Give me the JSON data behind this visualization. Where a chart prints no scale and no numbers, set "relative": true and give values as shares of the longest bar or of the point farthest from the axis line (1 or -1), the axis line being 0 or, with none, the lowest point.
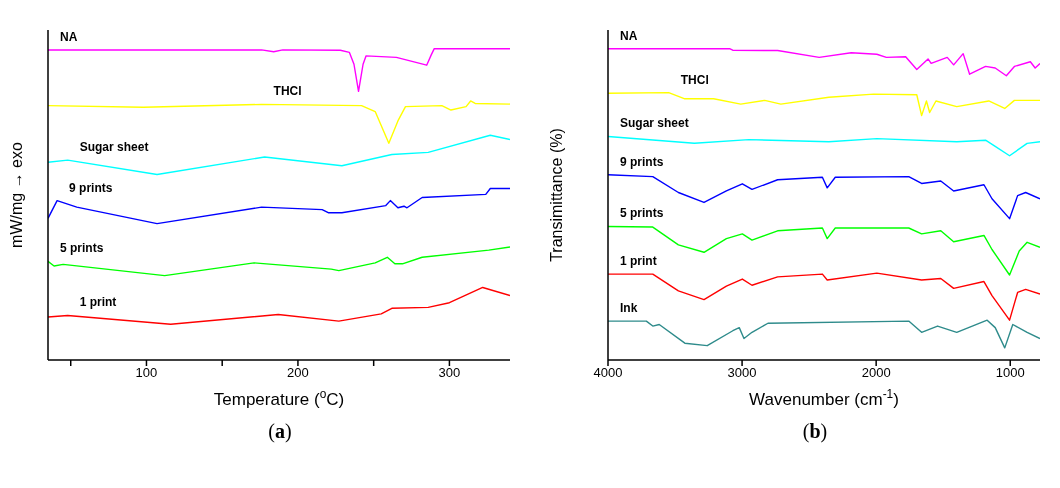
{
  "chart_data": [
    {
      "type": "line",
      "relative": true,
      "xlabel": "Temperature ($^{o}$C)",
      "ylabel": "mW/mg → exo",
      "annotations": [
        "(a)"
      ],
      "marker": "none",
      "xlim": [
        35,
        340
      ],
      "xticks": [
        {
          "value": 50,
          "label": null
        },
        100,
        {
          "value": 150,
          "label": null
        },
        200,
        {
          "value": 250,
          "label": null
        },
        300
      ],
      "series": [
        {
          "name": "NA",
          "color": "#ff00ff",
          "x": [
            35,
            176,
            184,
            190,
            228,
            234,
            237,
            240,
            243,
            245,
            265,
            285,
            288,
            290,
            340
          ],
          "values": [
            0.996,
            0.996,
            0.99,
            0.996,
            0.995,
            0.988,
            0.95,
            0.863,
            0.95,
            0.977,
            0.972,
            0.947,
            0.98,
            1.0,
            1.0
          ]
        },
        {
          "name": "THCl",
          "color": "#ffff00",
          "x": [
            35,
            98,
            176,
            242,
            251,
            260,
            266,
            271,
            295,
            301,
            311,
            314,
            317,
            340
          ],
          "values": [
            0.817,
            0.812,
            0.821,
            0.817,
            0.798,
            0.696,
            0.768,
            0.814,
            0.817,
            0.803,
            0.814,
            0.832,
            0.824,
            0.822
          ]
        },
        {
          "name": "Sugar sheet",
          "color": "#00ffff",
          "x": [
            35,
            48,
            107,
            178,
            229,
            262,
            286,
            327,
            340
          ],
          "values": [
            0.635,
            0.642,
            0.596,
            0.652,
            0.624,
            0.66,
            0.667,
            0.722,
            0.708
          ]
        },
        {
          "name": "9 prints",
          "color": "#0000ff",
          "x": [
            35,
            41,
            54,
            107,
            176,
            216,
            220,
            229,
            258,
            261,
            266,
            270,
            272,
            282,
            324,
            327,
            340
          ],
          "values": [
            0.455,
            0.512,
            0.491,
            0.438,
            0.491,
            0.483,
            0.473,
            0.473,
            0.496,
            0.512,
            0.489,
            0.494,
            0.489,
            0.522,
            0.532,
            0.551,
            0.551
          ]
        },
        {
          "name": "5 prints",
          "color": "#00ff00",
          "x": [
            35,
            39,
            45,
            112,
            171,
            222,
            227,
            251,
            259,
            264,
            269,
            282,
            326,
            340
          ],
          "values": [
            0.317,
            0.302,
            0.307,
            0.271,
            0.312,
            0.292,
            0.287,
            0.312,
            0.33,
            0.309,
            0.309,
            0.33,
            0.353,
            0.363
          ]
        },
        {
          "name": "1 print",
          "color": "#ff0000",
          "x": [
            35,
            48,
            116,
            187,
            227,
            255,
            262,
            286,
            300,
            322,
            340
          ],
          "values": [
            0.138,
            0.143,
            0.115,
            0.146,
            0.125,
            0.148,
            0.166,
            0.169,
            0.184,
            0.233,
            0.207
          ]
        }
      ]
    },
    {
      "type": "line",
      "relative": true,
      "xlabel": "Wavenumber (cm$^{-1}$)",
      "ylabel": "Transimittance (%)",
      "annotations": [
        "(b)"
      ],
      "marker": "none",
      "xlim": [
        4000,
        778
      ],
      "xticks": [
        4000,
        3000,
        2000,
        1000
      ],
      "series": [
        {
          "name": "NA",
          "color": "#ff00ff",
          "x": [
            4000,
            3093,
            3070,
            2735,
            2425,
            2186,
            1995,
            1924,
            1780,
            1697,
            1613,
            1590,
            1470,
            1422,
            1351,
            1303,
            1184,
            1112,
            1029,
            969,
            850,
            814,
            778
          ],
          "values": [
            1.0,
            1.0,
            0.995,
            0.994,
            0.972,
            0.987,
            0.982,
            0.972,
            0.974,
            0.933,
            0.967,
            0.953,
            0.972,
            0.948,
            0.984,
            0.918,
            0.943,
            0.938,
            0.913,
            0.943,
            0.958,
            0.938,
            0.952
          ]
        },
        {
          "name": "THCl",
          "color": "#ffff00",
          "x": [
            4000,
            3547,
            3427,
            3212,
            3010,
            2831,
            2711,
            2353,
            2019,
            1697,
            1661,
            1625,
            1601,
            1554,
            1399,
            1160,
            1041,
            969,
            778
          ],
          "values": [
            0.857,
            0.859,
            0.839,
            0.839,
            0.822,
            0.834,
            0.822,
            0.844,
            0.854,
            0.852,
            0.785,
            0.832,
            0.795,
            0.832,
            0.814,
            0.832,
            0.808,
            0.834,
            0.834
          ]
        },
        {
          "name": "Sugar sheet",
          "color": "#00ffff",
          "x": [
            4000,
            3356,
            2950,
            2353,
            1995,
            1399,
            1184,
            1112,
            1005,
            874,
            778
          ],
          "values": [
            0.718,
            0.696,
            0.708,
            0.701,
            0.711,
            0.701,
            0.706,
            0.686,
            0.656,
            0.696,
            0.701
          ]
        },
        {
          "name": "9 prints",
          "color": "#0000ff",
          "x": [
            4000,
            3666,
            3475,
            3284,
            3117,
            2998,
            2926,
            2735,
            2401,
            2365,
            2305,
            1757,
            1661,
            1518,
            1422,
            1196,
            1136,
            1005,
            945,
            885,
            778
          ],
          "values": [
            0.595,
            0.589,
            0.538,
            0.506,
            0.543,
            0.566,
            0.548,
            0.579,
            0.587,
            0.553,
            0.587,
            0.589,
            0.567,
            0.575,
            0.543,
            0.563,
            0.518,
            0.454,
            0.528,
            0.538,
            0.518
          ]
        },
        {
          "name": "5 prints",
          "color": "#00ff00",
          "x": [
            4000,
            3666,
            3475,
            3284,
            3117,
            2998,
            2926,
            2735,
            2401,
            2365,
            2305,
            1757,
            1661,
            1518,
            1422,
            1196,
            1136,
            1005,
            933,
            874,
            778
          ],
          "values": [
            0.429,
            0.427,
            0.37,
            0.346,
            0.39,
            0.405,
            0.385,
            0.415,
            0.424,
            0.39,
            0.424,
            0.424,
            0.405,
            0.415,
            0.38,
            0.4,
            0.355,
            0.273,
            0.35,
            0.378,
            0.362
          ]
        },
        {
          "name": "1 print",
          "color": "#ff0000",
          "x": [
            4000,
            3666,
            3475,
            3284,
            3117,
            2998,
            2926,
            2735,
            2401,
            2365,
            1995,
            1661,
            1518,
            1422,
            1196,
            1136,
            1005,
            945,
            885,
            778
          ],
          "values": [
            0.276,
            0.276,
            0.222,
            0.194,
            0.237,
            0.26,
            0.24,
            0.267,
            0.276,
            0.257,
            0.279,
            0.257,
            0.262,
            0.23,
            0.252,
            0.207,
            0.128,
            0.217,
            0.227,
            0.212
          ]
        },
        {
          "name": "Ink",
          "color": "#2e8b8b",
          "x": [
            4000,
            3714,
            3666,
            3618,
            3427,
            3260,
            3069,
            3021,
            2986,
            2926,
            2807,
            1757,
            1661,
            1542,
            1399,
            1172,
            1112,
            1041,
            981,
            874,
            778
          ],
          "values": [
            0.125,
            0.125,
            0.109,
            0.114,
            0.054,
            0.046,
            0.094,
            0.104,
            0.069,
            0.089,
            0.118,
            0.125,
            0.089,
            0.109,
            0.089,
            0.128,
            0.104,
            0.039,
            0.114,
            0.089,
            0.069
          ]
        }
      ]
    }
  ]
}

• Task directions
Transcribe all the records above word for word, without their images.

• Full answer
Give me the JSON data behind this visualization. Where a chart prints no scale and no numbers, set "relative": true and give values as shares of the longest bar or of the point farthest from the axis line (1 or -1), the axis line being 0 or, with none, the lowest point.
{
  "chart_data": [
    {
      "type": "line",
      "relative": true,
      "xlabel": "Temperature ($^{o}$C)",
      "ylabel": "mW/mg → exo",
      "annotations": [
        "(a)"
      ],
      "marker": "none",
      "xlim": [
        35,
        340
      ],
      "xticks": [
        {
          "value": 50,
          "label": null
        },
        100,
        {
          "value": 150,
          "label": null
        },
        200,
        {
          "value": 250,
          "label": null
        },
        300
      ],
      "series": [
        {
          "name": "NA",
          "color": "#ff00ff",
          "x": [
            35,
            176,
            184,
            190,
            228,
            234,
            237,
            240,
            243,
            245,
            265,
            285,
            288,
            290,
            340
          ],
          "values": [
            0.996,
            0.996,
            0.99,
            0.996,
            0.995,
            0.988,
            0.95,
            0.863,
            0.95,
            0.977,
            0.972,
            0.947,
            0.98,
            1.0,
            1.0
          ]
        },
        {
          "name": "THCl",
          "color": "#ffff00",
          "x": [
            35,
            98,
            176,
            242,
            251,
            260,
            266,
            271,
            295,
            301,
            311,
            314,
            317,
            340
          ],
          "values": [
            0.817,
            0.812,
            0.821,
            0.817,
            0.798,
            0.696,
            0.768,
            0.814,
            0.817,
            0.803,
            0.814,
            0.832,
            0.824,
            0.822
          ]
        },
        {
          "name": "Sugar sheet",
          "color": "#00ffff",
          "x": [
            35,
            48,
            107,
            178,
            229,
            262,
            286,
            327,
            340
          ],
          "values": [
            0.635,
            0.642,
            0.596,
            0.652,
            0.624,
            0.66,
            0.667,
            0.722,
            0.708
          ]
        },
        {
          "name": "9 prints",
          "color": "#0000ff",
          "x": [
            35,
            41,
            54,
            107,
            176,
            216,
            220,
            229,
            258,
            261,
            266,
            270,
            272,
            282,
            324,
            327,
            340
          ],
          "values": [
            0.455,
            0.512,
            0.491,
            0.438,
            0.491,
            0.483,
            0.473,
            0.473,
            0.496,
            0.512,
            0.489,
            0.494,
            0.489,
            0.522,
            0.532,
            0.551,
            0.551
          ]
        },
        {
          "name": "5 prints",
          "color": "#00ff00",
          "x": [
            35,
            39,
            45,
            112,
            171,
            222,
            227,
            251,
            259,
            264,
            269,
            282,
            326,
            340
          ],
          "values": [
            0.317,
            0.302,
            0.307,
            0.271,
            0.312,
            0.292,
            0.287,
            0.312,
            0.33,
            0.309,
            0.309,
            0.33,
            0.353,
            0.363
          ]
        },
        {
          "name": "1 print",
          "color": "#ff0000",
          "x": [
            35,
            48,
            116,
            187,
            227,
            255,
            262,
            286,
            300,
            322,
            340
          ],
          "values": [
            0.138,
            0.143,
            0.115,
            0.146,
            0.125,
            0.148,
            0.166,
            0.169,
            0.184,
            0.233,
            0.207
          ]
        }
      ]
    },
    {
      "type": "line",
      "relative": true,
      "xlabel": "Wavenumber (cm$^{-1}$)",
      "ylabel": "Transimittance (%)",
      "annotations": [
        "(b)"
      ],
      "marker": "none",
      "xlim": [
        4000,
        778
      ],
      "xticks": [
        4000,
        3000,
        2000,
        1000
      ],
      "series": [
        {
          "name": "NA",
          "color": "#ff00ff",
          "x": [
            4000,
            3093,
            3070,
            2735,
            2425,
            2186,
            1995,
            1924,
            1780,
            1697,
            1613,
            1590,
            1470,
            1422,
            1351,
            1303,
            1184,
            1112,
            1029,
            969,
            850,
            814,
            778
          ],
          "values": [
            1.0,
            1.0,
            0.995,
            0.994,
            0.972,
            0.987,
            0.982,
            0.972,
            0.974,
            0.933,
            0.967,
            0.953,
            0.972,
            0.948,
            0.984,
            0.918,
            0.943,
            0.938,
            0.913,
            0.943,
            0.958,
            0.938,
            0.952
          ]
        },
        {
          "name": "THCl",
          "color": "#ffff00",
          "x": [
            4000,
            3547,
            3427,
            3212,
            3010,
            2831,
            2711,
            2353,
            2019,
            1697,
            1661,
            1625,
            1601,
            1554,
            1399,
            1160,
            1041,
            969,
            778
          ],
          "values": [
            0.857,
            0.859,
            0.839,
            0.839,
            0.822,
            0.834,
            0.822,
            0.844,
            0.854,
            0.852,
            0.785,
            0.832,
            0.795,
            0.832,
            0.814,
            0.832,
            0.808,
            0.834,
            0.834
          ]
        },
        {
          "name": "Sugar sheet",
          "color": "#00ffff",
          "x": [
            4000,
            3356,
            2950,
            2353,
            1995,
            1399,
            1184,
            1112,
            1005,
            874,
            778
          ],
          "values": [
            0.718,
            0.696,
            0.708,
            0.701,
            0.711,
            0.701,
            0.706,
            0.686,
            0.656,
            0.696,
            0.701
          ]
        },
        {
          "name": "9 prints",
          "color": "#0000ff",
          "x": [
            4000,
            3666,
            3475,
            3284,
            3117,
            2998,
            2926,
            2735,
            2401,
            2365,
            2305,
            1757,
            1661,
            1518,
            1422,
            1196,
            1136,
            1005,
            945,
            885,
            778
          ],
          "values": [
            0.595,
            0.589,
            0.538,
            0.506,
            0.543,
            0.566,
            0.548,
            0.579,
            0.587,
            0.553,
            0.587,
            0.589,
            0.567,
            0.575,
            0.543,
            0.563,
            0.518,
            0.454,
            0.528,
            0.538,
            0.518
          ]
        },
        {
          "name": "5 prints",
          "color": "#00ff00",
          "x": [
            4000,
            3666,
            3475,
            3284,
            3117,
            2998,
            2926,
            2735,
            2401,
            2365,
            2305,
            1757,
            1661,
            1518,
            1422,
            1196,
            1136,
            1005,
            933,
            874,
            778
          ],
          "values": [
            0.429,
            0.427,
            0.37,
            0.346,
            0.39,
            0.405,
            0.385,
            0.415,
            0.424,
            0.39,
            0.424,
            0.424,
            0.405,
            0.415,
            0.38,
            0.4,
            0.355,
            0.273,
            0.35,
            0.378,
            0.362
          ]
        },
        {
          "name": "1 print",
          "color": "#ff0000",
          "x": [
            4000,
            3666,
            3475,
            3284,
            3117,
            2998,
            2926,
            2735,
            2401,
            2365,
            1995,
            1661,
            1518,
            1422,
            1196,
            1136,
            1005,
            945,
            885,
            778
          ],
          "values": [
            0.276,
            0.276,
            0.222,
            0.194,
            0.237,
            0.26,
            0.24,
            0.267,
            0.276,
            0.257,
            0.279,
            0.257,
            0.262,
            0.23,
            0.252,
            0.207,
            0.128,
            0.217,
            0.227,
            0.212
          ]
        },
        {
          "name": "Ink",
          "color": "#2e8b8b",
          "x": [
            4000,
            3714,
            3666,
            3618,
            3427,
            3260,
            3069,
            3021,
            2986,
            2926,
            2807,
            1757,
            1661,
            1542,
            1399,
            1172,
            1112,
            1041,
            981,
            874,
            778
          ],
          "values": [
            0.125,
            0.125,
            0.109,
            0.114,
            0.054,
            0.046,
            0.094,
            0.104,
            0.069,
            0.089,
            0.118,
            0.125,
            0.089,
            0.109,
            0.089,
            0.128,
            0.104,
            0.039,
            0.114,
            0.089,
            0.069
          ]
        }
      ]
    }
  ]
}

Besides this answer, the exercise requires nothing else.